**PROBLEM REQUIREMENTS:** Report all lines holding "this".

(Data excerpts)
━━━━━━━━
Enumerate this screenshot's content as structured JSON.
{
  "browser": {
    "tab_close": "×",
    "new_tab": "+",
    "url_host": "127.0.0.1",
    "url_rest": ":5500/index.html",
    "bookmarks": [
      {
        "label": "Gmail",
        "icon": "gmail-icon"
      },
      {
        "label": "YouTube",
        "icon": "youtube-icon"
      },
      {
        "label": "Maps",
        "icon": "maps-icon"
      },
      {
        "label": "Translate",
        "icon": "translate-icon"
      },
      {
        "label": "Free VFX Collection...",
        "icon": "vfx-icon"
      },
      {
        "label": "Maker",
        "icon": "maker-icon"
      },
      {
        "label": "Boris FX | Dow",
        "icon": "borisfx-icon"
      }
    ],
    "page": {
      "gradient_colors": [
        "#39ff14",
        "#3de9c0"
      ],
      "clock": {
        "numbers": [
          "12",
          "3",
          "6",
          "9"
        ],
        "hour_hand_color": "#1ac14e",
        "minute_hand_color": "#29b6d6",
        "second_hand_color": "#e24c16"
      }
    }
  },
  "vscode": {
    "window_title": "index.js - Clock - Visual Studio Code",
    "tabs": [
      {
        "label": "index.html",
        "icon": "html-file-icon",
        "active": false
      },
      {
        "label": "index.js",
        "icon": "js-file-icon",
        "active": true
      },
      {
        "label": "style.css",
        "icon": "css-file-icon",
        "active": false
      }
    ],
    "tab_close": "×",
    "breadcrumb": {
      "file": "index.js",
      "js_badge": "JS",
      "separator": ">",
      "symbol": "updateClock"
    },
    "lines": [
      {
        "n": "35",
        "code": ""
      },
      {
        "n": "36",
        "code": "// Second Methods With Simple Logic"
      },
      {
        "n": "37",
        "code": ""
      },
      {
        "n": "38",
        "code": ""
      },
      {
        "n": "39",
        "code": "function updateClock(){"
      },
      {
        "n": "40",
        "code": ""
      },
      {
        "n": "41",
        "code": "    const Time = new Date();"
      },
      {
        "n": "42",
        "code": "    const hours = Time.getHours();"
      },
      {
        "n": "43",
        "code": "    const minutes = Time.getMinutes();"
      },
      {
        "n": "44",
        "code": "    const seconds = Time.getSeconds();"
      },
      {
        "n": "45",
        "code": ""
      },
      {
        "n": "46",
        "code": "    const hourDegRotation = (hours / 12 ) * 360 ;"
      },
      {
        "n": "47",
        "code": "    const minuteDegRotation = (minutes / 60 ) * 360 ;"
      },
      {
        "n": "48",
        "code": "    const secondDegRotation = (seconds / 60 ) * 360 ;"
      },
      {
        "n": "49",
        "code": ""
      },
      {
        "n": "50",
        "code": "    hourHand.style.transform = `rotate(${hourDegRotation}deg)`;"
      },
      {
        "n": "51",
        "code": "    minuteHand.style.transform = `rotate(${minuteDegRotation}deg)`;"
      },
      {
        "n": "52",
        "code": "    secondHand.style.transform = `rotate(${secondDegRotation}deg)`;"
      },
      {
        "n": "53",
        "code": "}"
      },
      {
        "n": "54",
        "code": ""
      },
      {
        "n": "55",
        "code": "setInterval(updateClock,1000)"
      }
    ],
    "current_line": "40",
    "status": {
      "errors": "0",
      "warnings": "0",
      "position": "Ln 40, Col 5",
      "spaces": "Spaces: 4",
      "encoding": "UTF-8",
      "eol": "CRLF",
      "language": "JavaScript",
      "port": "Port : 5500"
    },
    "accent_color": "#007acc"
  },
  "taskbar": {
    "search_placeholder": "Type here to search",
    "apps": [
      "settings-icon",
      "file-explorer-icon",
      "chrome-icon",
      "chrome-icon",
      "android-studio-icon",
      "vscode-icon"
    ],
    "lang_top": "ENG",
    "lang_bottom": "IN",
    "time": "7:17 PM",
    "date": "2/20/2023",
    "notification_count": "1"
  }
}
━━━━━━━━
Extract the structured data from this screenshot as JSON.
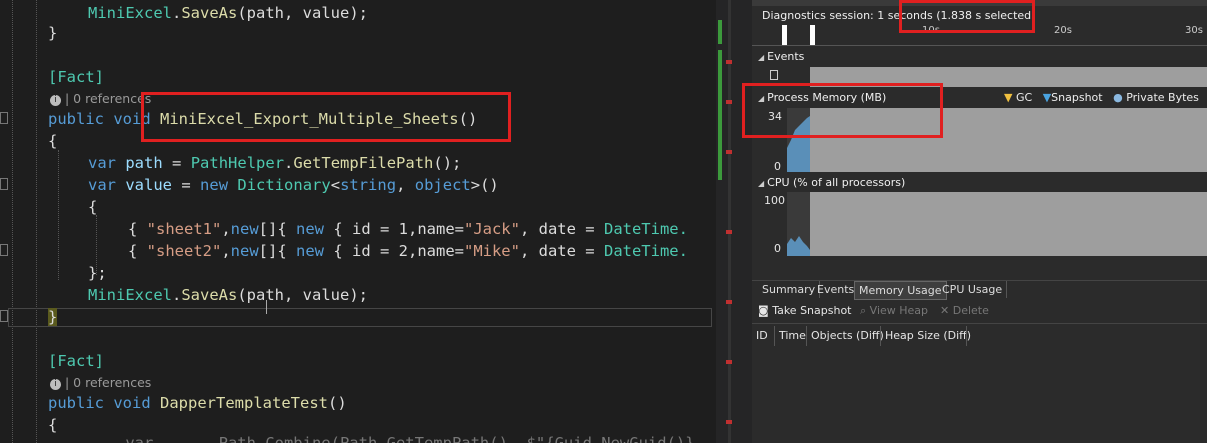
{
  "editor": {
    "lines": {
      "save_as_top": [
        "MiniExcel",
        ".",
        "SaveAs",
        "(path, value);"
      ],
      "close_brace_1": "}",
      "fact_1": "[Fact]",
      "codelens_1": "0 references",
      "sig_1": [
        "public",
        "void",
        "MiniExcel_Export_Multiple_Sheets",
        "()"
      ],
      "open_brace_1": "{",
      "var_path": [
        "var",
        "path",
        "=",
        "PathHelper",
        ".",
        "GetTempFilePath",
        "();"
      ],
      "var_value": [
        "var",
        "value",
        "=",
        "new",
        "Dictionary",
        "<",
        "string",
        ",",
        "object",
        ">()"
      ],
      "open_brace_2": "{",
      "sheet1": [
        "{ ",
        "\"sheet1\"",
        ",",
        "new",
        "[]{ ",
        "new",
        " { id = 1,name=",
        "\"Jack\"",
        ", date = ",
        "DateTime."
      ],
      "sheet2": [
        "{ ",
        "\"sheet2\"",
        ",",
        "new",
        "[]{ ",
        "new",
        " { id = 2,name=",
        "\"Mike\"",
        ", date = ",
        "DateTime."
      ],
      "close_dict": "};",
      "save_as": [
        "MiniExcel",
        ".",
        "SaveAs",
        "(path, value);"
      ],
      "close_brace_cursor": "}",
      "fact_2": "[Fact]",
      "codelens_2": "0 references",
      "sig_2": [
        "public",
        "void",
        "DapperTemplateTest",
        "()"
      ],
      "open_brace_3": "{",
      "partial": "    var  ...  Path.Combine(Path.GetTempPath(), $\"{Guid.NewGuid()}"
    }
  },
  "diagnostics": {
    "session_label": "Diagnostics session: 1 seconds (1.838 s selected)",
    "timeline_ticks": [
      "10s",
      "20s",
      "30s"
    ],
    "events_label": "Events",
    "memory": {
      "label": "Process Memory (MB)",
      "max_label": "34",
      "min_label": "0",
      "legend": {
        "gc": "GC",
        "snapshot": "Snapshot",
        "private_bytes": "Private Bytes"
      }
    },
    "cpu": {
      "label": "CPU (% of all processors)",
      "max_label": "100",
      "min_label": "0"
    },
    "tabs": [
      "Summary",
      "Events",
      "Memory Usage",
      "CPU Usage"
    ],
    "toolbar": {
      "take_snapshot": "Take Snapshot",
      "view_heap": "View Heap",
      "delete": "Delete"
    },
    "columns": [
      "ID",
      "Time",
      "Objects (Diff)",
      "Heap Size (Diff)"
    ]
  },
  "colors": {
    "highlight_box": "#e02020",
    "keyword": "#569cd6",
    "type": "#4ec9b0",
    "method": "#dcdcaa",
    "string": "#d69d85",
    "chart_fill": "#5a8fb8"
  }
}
━━━━━━━━
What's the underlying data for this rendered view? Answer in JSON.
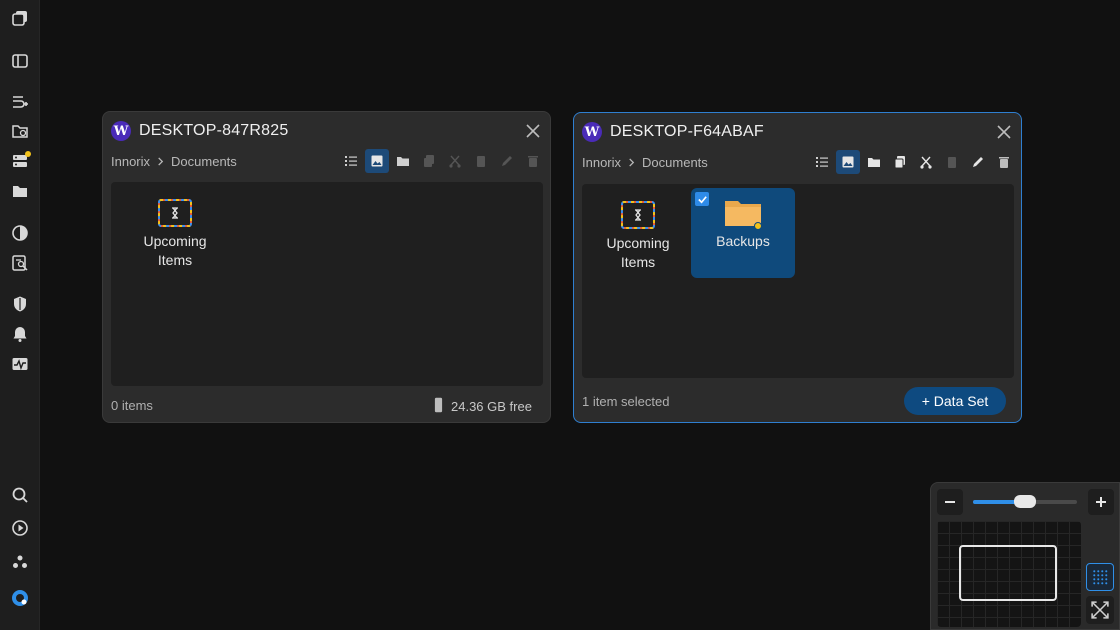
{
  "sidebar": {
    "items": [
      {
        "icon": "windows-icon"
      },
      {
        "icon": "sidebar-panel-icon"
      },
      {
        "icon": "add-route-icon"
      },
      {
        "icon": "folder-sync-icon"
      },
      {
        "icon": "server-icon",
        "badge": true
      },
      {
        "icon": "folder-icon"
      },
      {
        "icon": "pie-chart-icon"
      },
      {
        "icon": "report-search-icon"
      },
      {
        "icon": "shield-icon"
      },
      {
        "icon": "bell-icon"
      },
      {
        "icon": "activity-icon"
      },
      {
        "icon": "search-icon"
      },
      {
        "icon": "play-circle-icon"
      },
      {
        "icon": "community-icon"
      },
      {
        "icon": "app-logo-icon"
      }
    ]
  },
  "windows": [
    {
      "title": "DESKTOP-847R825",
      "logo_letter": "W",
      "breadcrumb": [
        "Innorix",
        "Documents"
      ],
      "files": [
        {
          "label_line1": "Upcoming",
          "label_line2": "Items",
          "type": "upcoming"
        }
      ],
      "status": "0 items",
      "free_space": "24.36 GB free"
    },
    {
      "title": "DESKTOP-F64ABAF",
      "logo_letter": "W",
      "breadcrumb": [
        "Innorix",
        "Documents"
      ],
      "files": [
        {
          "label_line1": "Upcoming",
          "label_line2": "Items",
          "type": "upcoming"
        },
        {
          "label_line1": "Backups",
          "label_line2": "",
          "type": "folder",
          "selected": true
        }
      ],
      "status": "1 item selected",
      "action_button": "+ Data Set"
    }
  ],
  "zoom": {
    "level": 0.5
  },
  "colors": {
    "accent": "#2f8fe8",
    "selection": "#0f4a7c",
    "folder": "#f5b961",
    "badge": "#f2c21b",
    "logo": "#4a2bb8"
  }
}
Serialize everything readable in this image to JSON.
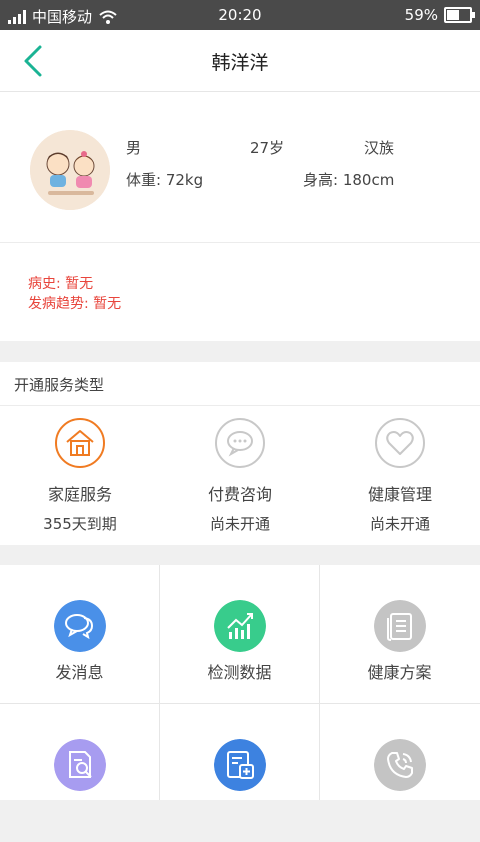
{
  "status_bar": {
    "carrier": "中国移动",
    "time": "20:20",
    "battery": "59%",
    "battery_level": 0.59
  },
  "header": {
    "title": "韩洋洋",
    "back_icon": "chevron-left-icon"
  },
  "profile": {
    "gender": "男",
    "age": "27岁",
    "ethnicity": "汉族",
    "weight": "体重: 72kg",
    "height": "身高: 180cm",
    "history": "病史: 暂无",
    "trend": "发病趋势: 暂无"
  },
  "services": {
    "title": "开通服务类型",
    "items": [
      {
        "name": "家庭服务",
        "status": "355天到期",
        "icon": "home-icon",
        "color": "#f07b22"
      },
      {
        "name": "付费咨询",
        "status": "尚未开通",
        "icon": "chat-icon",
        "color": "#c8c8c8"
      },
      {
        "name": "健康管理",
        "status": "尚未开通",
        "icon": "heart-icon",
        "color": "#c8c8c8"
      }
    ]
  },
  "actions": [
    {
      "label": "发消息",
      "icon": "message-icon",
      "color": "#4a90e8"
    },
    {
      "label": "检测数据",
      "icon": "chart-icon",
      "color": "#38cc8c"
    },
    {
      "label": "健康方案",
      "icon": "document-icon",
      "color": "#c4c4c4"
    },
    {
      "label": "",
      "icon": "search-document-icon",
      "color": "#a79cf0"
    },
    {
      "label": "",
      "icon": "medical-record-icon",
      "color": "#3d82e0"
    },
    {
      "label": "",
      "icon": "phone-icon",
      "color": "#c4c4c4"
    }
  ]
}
━━━━━━━━
**SOLUTION TO THE PROBLEM:**
Enumerate this screenshot's content as structured JSON.
Extract the structured data from this screenshot as JSON.
What's the underlying data for this rendered view? Answer in JSON.
Serialize everything readable in this image to JSON.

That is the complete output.